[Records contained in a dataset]

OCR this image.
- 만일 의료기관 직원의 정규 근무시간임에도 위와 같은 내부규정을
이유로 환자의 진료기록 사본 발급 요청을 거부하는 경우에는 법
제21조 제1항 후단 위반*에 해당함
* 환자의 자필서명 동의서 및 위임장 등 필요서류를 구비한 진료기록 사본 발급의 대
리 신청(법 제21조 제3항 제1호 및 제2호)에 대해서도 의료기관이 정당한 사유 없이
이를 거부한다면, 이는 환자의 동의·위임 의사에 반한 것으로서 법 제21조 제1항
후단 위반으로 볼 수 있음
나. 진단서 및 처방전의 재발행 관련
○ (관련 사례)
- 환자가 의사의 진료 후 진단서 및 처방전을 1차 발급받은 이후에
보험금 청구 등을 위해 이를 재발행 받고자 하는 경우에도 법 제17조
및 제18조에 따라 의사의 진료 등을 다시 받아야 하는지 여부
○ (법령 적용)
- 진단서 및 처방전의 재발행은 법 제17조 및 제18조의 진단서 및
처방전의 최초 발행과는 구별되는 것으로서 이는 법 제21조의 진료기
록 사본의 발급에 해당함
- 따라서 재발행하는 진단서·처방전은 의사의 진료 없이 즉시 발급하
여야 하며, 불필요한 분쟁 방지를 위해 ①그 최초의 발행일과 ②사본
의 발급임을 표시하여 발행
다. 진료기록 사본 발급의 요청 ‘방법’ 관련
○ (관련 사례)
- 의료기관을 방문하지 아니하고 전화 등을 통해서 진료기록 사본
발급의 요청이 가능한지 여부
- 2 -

■ **What is needed**
Scan the entries above. Copy each line that has the string "진료기록".

■ **Written answer**
이유로 환자의 진료기록 사본 발급 요청을 거부하는 경우에는 법
* 환자의 자필서명 동의서 및 위임장 등 필요서류를 구비한 진료기록 사본 발급의 대
다. 진료기록 사본 발급의 요청 ‘방법’ 관련
- 의료기관을 방문하지 아니하고 전화 등을 통해서 진료기록 사본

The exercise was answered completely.